• STATED EXERCISE:
Quote every line below exactly as it reads.

[Figure dataset records]
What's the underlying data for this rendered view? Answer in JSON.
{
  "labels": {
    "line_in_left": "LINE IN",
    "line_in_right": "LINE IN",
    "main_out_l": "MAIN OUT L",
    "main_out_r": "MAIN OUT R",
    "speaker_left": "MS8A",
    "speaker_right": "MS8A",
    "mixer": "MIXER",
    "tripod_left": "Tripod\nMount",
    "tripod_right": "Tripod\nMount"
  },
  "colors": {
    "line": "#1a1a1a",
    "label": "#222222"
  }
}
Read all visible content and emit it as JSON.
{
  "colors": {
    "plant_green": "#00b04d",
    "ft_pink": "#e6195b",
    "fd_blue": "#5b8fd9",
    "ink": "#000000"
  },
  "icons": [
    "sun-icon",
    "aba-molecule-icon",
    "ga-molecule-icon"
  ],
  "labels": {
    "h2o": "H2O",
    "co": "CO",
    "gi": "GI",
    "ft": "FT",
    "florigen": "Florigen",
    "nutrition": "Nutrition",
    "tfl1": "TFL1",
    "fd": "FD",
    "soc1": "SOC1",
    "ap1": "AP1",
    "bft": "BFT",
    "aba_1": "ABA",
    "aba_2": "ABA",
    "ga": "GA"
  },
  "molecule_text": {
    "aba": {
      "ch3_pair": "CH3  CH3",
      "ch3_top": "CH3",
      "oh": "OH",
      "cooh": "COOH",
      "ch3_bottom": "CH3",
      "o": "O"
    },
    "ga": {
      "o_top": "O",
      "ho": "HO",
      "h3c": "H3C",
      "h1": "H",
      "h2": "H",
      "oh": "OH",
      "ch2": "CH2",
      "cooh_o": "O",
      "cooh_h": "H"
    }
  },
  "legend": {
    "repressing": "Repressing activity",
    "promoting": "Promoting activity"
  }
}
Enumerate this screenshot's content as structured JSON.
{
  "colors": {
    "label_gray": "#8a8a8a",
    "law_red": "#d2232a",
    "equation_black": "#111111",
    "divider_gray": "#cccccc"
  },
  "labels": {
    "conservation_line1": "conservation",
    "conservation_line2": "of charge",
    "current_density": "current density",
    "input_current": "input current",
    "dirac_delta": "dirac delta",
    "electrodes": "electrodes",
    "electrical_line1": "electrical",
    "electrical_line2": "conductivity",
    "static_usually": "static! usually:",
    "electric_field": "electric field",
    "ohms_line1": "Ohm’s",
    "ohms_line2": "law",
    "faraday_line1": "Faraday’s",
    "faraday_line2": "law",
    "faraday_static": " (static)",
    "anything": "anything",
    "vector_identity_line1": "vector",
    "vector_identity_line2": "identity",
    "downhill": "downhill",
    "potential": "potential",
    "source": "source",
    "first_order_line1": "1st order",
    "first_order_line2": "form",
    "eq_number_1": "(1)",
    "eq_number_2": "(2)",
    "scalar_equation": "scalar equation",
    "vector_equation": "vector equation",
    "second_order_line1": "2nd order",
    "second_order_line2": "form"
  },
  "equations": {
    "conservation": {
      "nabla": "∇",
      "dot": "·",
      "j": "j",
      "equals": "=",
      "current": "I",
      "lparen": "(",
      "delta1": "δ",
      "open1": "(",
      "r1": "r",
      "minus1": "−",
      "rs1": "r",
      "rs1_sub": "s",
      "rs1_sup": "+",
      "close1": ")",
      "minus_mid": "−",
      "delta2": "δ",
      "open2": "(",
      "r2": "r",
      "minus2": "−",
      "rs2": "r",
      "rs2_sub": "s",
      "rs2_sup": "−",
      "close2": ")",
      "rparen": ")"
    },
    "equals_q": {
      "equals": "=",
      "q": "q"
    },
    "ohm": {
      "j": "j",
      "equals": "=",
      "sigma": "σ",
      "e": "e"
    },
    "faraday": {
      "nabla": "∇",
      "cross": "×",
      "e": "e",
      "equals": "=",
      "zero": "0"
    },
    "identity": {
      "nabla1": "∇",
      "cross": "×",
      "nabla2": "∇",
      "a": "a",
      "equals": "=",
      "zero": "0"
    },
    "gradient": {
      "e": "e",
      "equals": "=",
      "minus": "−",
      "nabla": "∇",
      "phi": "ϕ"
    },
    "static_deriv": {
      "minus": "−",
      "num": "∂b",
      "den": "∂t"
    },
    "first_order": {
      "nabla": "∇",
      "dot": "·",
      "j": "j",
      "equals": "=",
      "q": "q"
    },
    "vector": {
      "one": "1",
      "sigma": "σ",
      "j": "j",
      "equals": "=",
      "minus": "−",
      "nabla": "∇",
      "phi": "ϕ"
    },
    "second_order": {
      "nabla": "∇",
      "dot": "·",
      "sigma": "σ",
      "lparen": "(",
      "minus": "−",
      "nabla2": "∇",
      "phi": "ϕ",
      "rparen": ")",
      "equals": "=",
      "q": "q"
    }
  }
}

• RESULT:
What's the underlying data for this rendered view? Answer in JSON.
{
  "labels": {
    "line_in_left": "LINE IN",
    "line_in_right": "LINE IN",
    "main_out_l": "MAIN OUT L",
    "main_out_r": "MAIN OUT R",
    "speaker_left": "MS8A",
    "speaker_right": "MS8A",
    "mixer": "MIXER",
    "tripod_left": "Tripod\nMount",
    "tripod_right": "Tripod\nMount"
  },
  "colors": {
    "line": "#1a1a1a",
    "label": "#222222"
  }
}
Read all visible content and emit it as JSON.
{
  "colors": {
    "plant_green": "#00b04d",
    "ft_pink": "#e6195b",
    "fd_blue": "#5b8fd9",
    "ink": "#000000"
  },
  "icons": [
    "sun-icon",
    "aba-molecule-icon",
    "ga-molecule-icon"
  ],
  "labels": {
    "h2o": "H2O",
    "co": "CO",
    "gi": "GI",
    "ft": "FT",
    "florigen": "Florigen",
    "nutrition": "Nutrition",
    "tfl1": "TFL1",
    "fd": "FD",
    "soc1": "SOC1",
    "ap1": "AP1",
    "bft": "BFT",
    "aba_1": "ABA",
    "aba_2": "ABA",
    "ga": "GA"
  },
  "molecule_text": {
    "aba": {
      "ch3_pair": "CH3  CH3",
      "ch3_top": "CH3",
      "oh": "OH",
      "cooh": "COOH",
      "ch3_bottom": "CH3",
      "o": "O"
    },
    "ga": {
      "o_top": "O",
      "ho": "HO",
      "h3c": "H3C",
      "h1": "H",
      "h2": "H",
      "oh": "OH",
      "ch2": "CH2",
      "cooh_o": "O",
      "cooh_h": "H"
    }
  },
  "legend": {
    "repressing": "Repressing activity",
    "promoting": "Promoting activity"
  }
}
Enumerate this screenshot's content as structured JSON.
{
  "colors": {
    "label_gray": "#8a8a8a",
    "law_red": "#d2232a",
    "equation_black": "#111111",
    "divider_gray": "#cccccc"
  },
  "labels": {
    "conservation_line1": "conservation",
    "conservation_line2": "of charge",
    "current_density": "current density",
    "input_current": "input current",
    "dirac_delta": "dirac delta",
    "electrodes": "electrodes",
    "electrical_line1": "electrical",
    "electrical_line2": "conductivity",
    "static_usually": "static! usually:",
    "electric_field": "electric field",
    "ohms_line1": "Ohm’s",
    "ohms_line2": "law",
    "faraday_line1": "Faraday’s",
    "faraday_line2": "law",
    "faraday_static": " (static)",
    "anything": "anything",
    "vector_identity_line1": "vector",
    "vector_identity_line2": "identity",
    "downhill": "downhill",
    "potential": "potential",
    "source": "source",
    "first_order_line1": "1st order",
    "first_order_line2": "form",
    "eq_number_1": "(1)",
    "eq_number_2": "(2)",
    "scalar_equation": "scalar equation",
    "vector_equation": "vector equation",
    "second_order_line1": "2nd order",
    "second_order_line2": "form"
  },
  "equations": {
    "conservation": {
      "nabla": "∇",
      "dot": "·",
      "j": "j",
      "equals": "=",
      "current": "I",
      "lparen": "(",
      "delta1": "δ",
      "open1": "(",
      "r1": "r",
      "minus1": "−",
      "rs1": "r",
      "rs1_sub": "s",
      "rs1_sup": "+",
      "close1": ")",
      "minus_mid": "−",
      "delta2": "δ",
      "open2": "(",
      "r2": "r",
      "minus2": "−",
      "rs2": "r",
      "rs2_sub": "s",
      "rs2_sup": "−",
      "close2": ")",
      "rparen": ")"
    },
    "equals_q": {
      "equals": "=",
      "q": "q"
    },
    "ohm": {
      "j": "j",
      "equals": "=",
      "sigma": "σ",
      "e": "e"
    },
    "faraday": {
      "nabla": "∇",
      "cross": "×",
      "e": "e",
      "equals": "=",
      "zero": "0"
    },
    "identity": {
      "nabla1": "∇",
      "cross": "×",
      "nabla2": "∇",
      "a": "a",
      "equals": "=",
      "zero": "0"
    },
    "gradient": {
      "e": "e",
      "equals": "=",
      "minus": "−",
      "nabla": "∇",
      "phi": "ϕ"
    },
    "static_deriv": {
      "minus": "−",
      "num": "∂b",
      "den": "∂t"
    },
    "first_order": {
      "nabla": "∇",
      "dot": "·",
      "j": "j",
      "equals": "=",
      "q": "q"
    },
    "vector": {
      "one": "1",
      "sigma": "σ",
      "j": "j",
      "equals": "=",
      "minus": "−",
      "nabla": "∇",
      "phi": "ϕ"
    },
    "second_order": {
      "nabla": "∇",
      "dot": "·",
      "sigma": "σ",
      "lparen": "(",
      "minus": "−",
      "nabla2": "∇",
      "phi": "ϕ",
      "rparen": ")",
      "equals": "=",
      "q": "q"
    }
  }
}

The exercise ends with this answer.